What the task asks: Select, from the data, each line where "RMSE" occurs.

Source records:

=-=-=-=-=

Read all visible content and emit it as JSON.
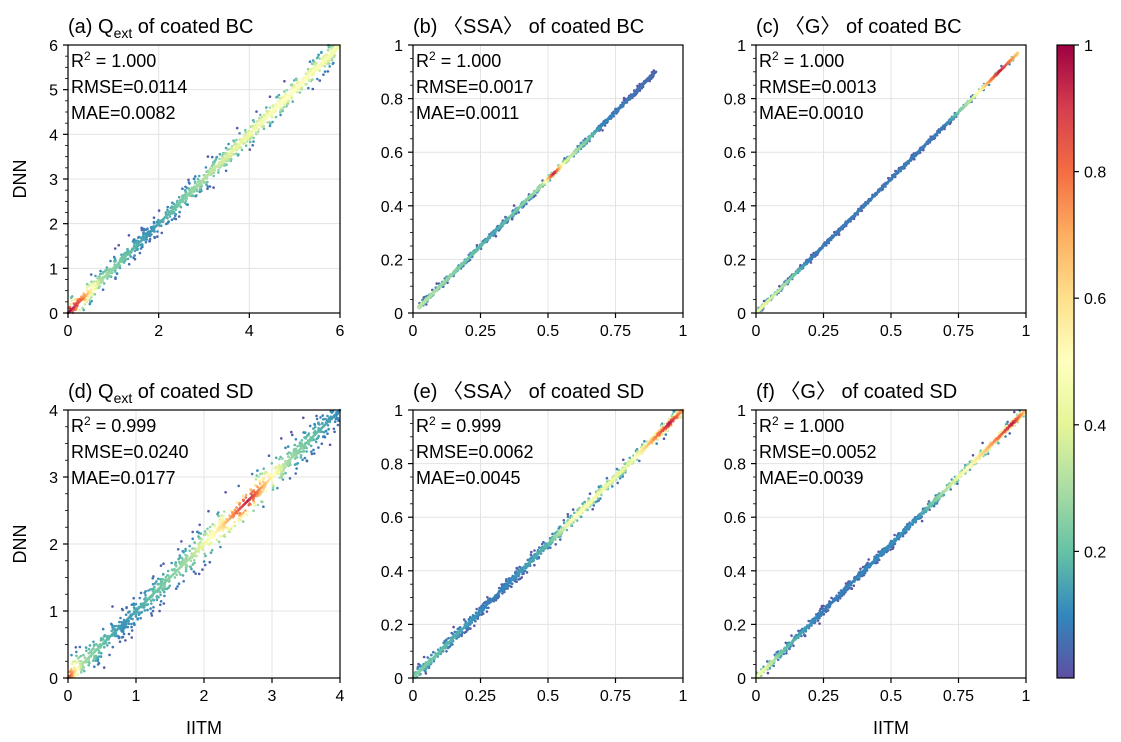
{
  "chart_data": [
    {
      "type": "scatter",
      "panel_label": "(a)",
      "quantity": "Q",
      "quantity_sub": "ext",
      "title_rest": " of coated BC",
      "stats": {
        "r2": "= 1.000",
        "rmse": "RMSE=0.0114",
        "mae": "MAE=0.0082"
      },
      "xlabel": "",
      "ylabel": "DNN",
      "xlim": [
        0,
        6
      ],
      "ylim": [
        0,
        6
      ],
      "xticks": [
        0,
        2,
        4,
        6
      ],
      "xtick_labels": [
        "0",
        "2",
        "4",
        "6"
      ],
      "yticks": [
        0,
        1,
        2,
        3,
        4,
        5,
        6
      ],
      "ytick_labels": [
        "0",
        "1",
        "2",
        "3",
        "4",
        "5",
        "6"
      ],
      "x_range": [
        0,
        6
      ],
      "spread": 0.03,
      "density_profile": [
        [
          0,
          1.0
        ],
        [
          0.05,
          0.8
        ],
        [
          0.12,
          0.3
        ],
        [
          0.3,
          0.12
        ],
        [
          0.6,
          0.4
        ],
        [
          0.8,
          0.5
        ],
        [
          1,
          0.45
        ]
      ],
      "grid": true
    },
    {
      "type": "scatter",
      "panel_label": "(b)",
      "quantity": "〈SSA〉",
      "quantity_sub": "",
      "title_rest": " of coated BC",
      "stats": {
        "r2": "= 1.000",
        "rmse": "RMSE=0.0017",
        "mae": "MAE=0.0011"
      },
      "xlabel": "",
      "ylabel": "",
      "xlim": [
        0,
        1
      ],
      "ylim": [
        0,
        1
      ],
      "xticks": [
        0,
        0.25,
        0.5,
        0.75,
        1
      ],
      "xtick_labels": [
        "0",
        "0.25",
        "0.5",
        "0.75",
        "1"
      ],
      "yticks": [
        0,
        0.2,
        0.4,
        0.6,
        0.8,
        1
      ],
      "ytick_labels": [
        "0",
        "0.2",
        "0.4",
        "0.6",
        "0.8",
        "1"
      ],
      "x_range": [
        0.02,
        0.9
      ],
      "spread": 0.008,
      "density_profile": [
        [
          0,
          0.35
        ],
        [
          0.3,
          0.15
        ],
        [
          0.48,
          0.3
        ],
        [
          0.52,
          0.95
        ],
        [
          0.56,
          0.4
        ],
        [
          0.7,
          0.1
        ],
        [
          1,
          0.02
        ]
      ],
      "grid": true
    },
    {
      "type": "scatter",
      "panel_label": "(c)",
      "quantity": "〈G〉",
      "quantity_sub": "",
      "title_rest": " of coated BC",
      "stats": {
        "r2": "= 1.000",
        "rmse": "RMSE=0.0013",
        "mae": "MAE=0.0010"
      },
      "xlabel": "",
      "ylabel": "",
      "xlim": [
        0,
        1
      ],
      "ylim": [
        0,
        1
      ],
      "xticks": [
        0,
        0.25,
        0.5,
        0.75,
        1
      ],
      "xtick_labels": [
        "0",
        "0.25",
        "0.5",
        "0.75",
        "1"
      ],
      "yticks": [
        0,
        0.2,
        0.4,
        0.6,
        0.8,
        1
      ],
      "ytick_labels": [
        "0",
        "0.2",
        "0.4",
        "0.6",
        "0.8",
        "1"
      ],
      "x_range": [
        0.0,
        0.97
      ],
      "spread": 0.006,
      "density_profile": [
        [
          0,
          0.45
        ],
        [
          0.1,
          0.3
        ],
        [
          0.2,
          0.08
        ],
        [
          0.7,
          0.08
        ],
        [
          0.8,
          0.35
        ],
        [
          0.9,
          0.95
        ],
        [
          1,
          0.5
        ]
      ],
      "grid": true
    },
    {
      "type": "scatter",
      "panel_label": "(d)",
      "quantity": "Q",
      "quantity_sub": "ext",
      "title_rest": " of coated SD",
      "stats": {
        "r2": "= 0.999",
        "rmse": "RMSE=0.0240",
        "mae": "MAE=0.0177"
      },
      "xlabel": "IITM",
      "ylabel": "DNN",
      "xlim": [
        0,
        4
      ],
      "ylim": [
        0,
        4
      ],
      "xticks": [
        0,
        1,
        2,
        3,
        4
      ],
      "xtick_labels": [
        "0",
        "1",
        "2",
        "3",
        "4"
      ],
      "yticks": [
        0,
        1,
        2,
        3,
        4
      ],
      "ytick_labels": [
        "0",
        "1",
        "2",
        "3",
        "4"
      ],
      "x_range": [
        0,
        4
      ],
      "spread": 0.045,
      "density_profile": [
        [
          0,
          0.9
        ],
        [
          0.05,
          0.3
        ],
        [
          0.2,
          0.12
        ],
        [
          0.45,
          0.3
        ],
        [
          0.55,
          0.55
        ],
        [
          0.66,
          0.95
        ],
        [
          0.8,
          0.3
        ],
        [
          1,
          0.1
        ]
      ],
      "grid": true
    },
    {
      "type": "scatter",
      "panel_label": "(e)",
      "quantity": "〈SSA〉",
      "quantity_sub": "",
      "title_rest": " of coated SD",
      "stats": {
        "r2": "= 0.999",
        "rmse": "RMSE=0.0062",
        "mae": "MAE=0.0045"
      },
      "xlabel": "",
      "ylabel": "",
      "xlim": [
        0,
        1
      ],
      "ylim": [
        0,
        1
      ],
      "xticks": [
        0,
        0.25,
        0.5,
        0.75,
        1
      ],
      "xtick_labels": [
        "0",
        "0.25",
        "0.5",
        "0.75",
        "1"
      ],
      "yticks": [
        0,
        0.2,
        0.4,
        0.6,
        0.8,
        1
      ],
      "ytick_labels": [
        "0",
        "0.2",
        "0.4",
        "0.6",
        "0.8",
        "1"
      ],
      "x_range": [
        0,
        1
      ],
      "spread": 0.016,
      "density_profile": [
        [
          0,
          0.25
        ],
        [
          0.3,
          0.08
        ],
        [
          0.5,
          0.18
        ],
        [
          0.6,
          0.5
        ],
        [
          0.68,
          0.45
        ],
        [
          0.8,
          0.4
        ],
        [
          0.95,
          0.95
        ],
        [
          1,
          0.7
        ]
      ],
      "grid": true
    },
    {
      "type": "scatter",
      "panel_label": "(f)",
      "quantity": "〈G〉",
      "quantity_sub": "",
      "title_rest": " of coated SD",
      "stats": {
        "r2": "= 1.000",
        "rmse": "RMSE=0.0052",
        "mae": "MAE=0.0039"
      },
      "xlabel": "IITM",
      "ylabel": "",
      "xlim": [
        0,
        1
      ],
      "ylim": [
        0,
        1
      ],
      "xticks": [
        0,
        0.25,
        0.5,
        0.75,
        1
      ],
      "xtick_labels": [
        "0",
        "0.25",
        "0.5",
        "0.75",
        "1"
      ],
      "yticks": [
        0,
        0.2,
        0.4,
        0.6,
        0.8,
        1
      ],
      "ytick_labels": [
        "0",
        "0.2",
        "0.4",
        "0.6",
        "0.8",
        "1"
      ],
      "x_range": [
        0,
        1
      ],
      "spread": 0.012,
      "density_profile": [
        [
          0,
          0.5
        ],
        [
          0.1,
          0.2
        ],
        [
          0.25,
          0.08
        ],
        [
          0.6,
          0.12
        ],
        [
          0.72,
          0.35
        ],
        [
          0.85,
          0.65
        ],
        [
          0.95,
          0.95
        ],
        [
          1,
          0.6
        ]
      ],
      "grid": true
    }
  ],
  "colorbar": {
    "colormap": "Spectral_r",
    "range": [
      0,
      1
    ],
    "ticks": [
      0.2,
      0.4,
      0.6,
      0.8,
      1
    ],
    "tick_labels": [
      "0.2",
      "0.4",
      "0.6",
      "0.8",
      "1"
    ],
    "colors": [
      "#5e4fa2",
      "#3288bd",
      "#66c2a5",
      "#abdda4",
      "#e6f598",
      "#ffffbf",
      "#fee08b",
      "#fdae61",
      "#f46d43",
      "#d53e4f",
      "#9e0142"
    ]
  }
}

=-=-=-=-=

Solution to the problem:
        "rmse": "RMSE=0.0114",
        "rmse": "RMSE=0.0017",
        "rmse": "RMSE=0.0013",
        "rmse": "RMSE=0.0240",
        "rmse": "RMSE=0.0062",
        "rmse": "RMSE=0.0052",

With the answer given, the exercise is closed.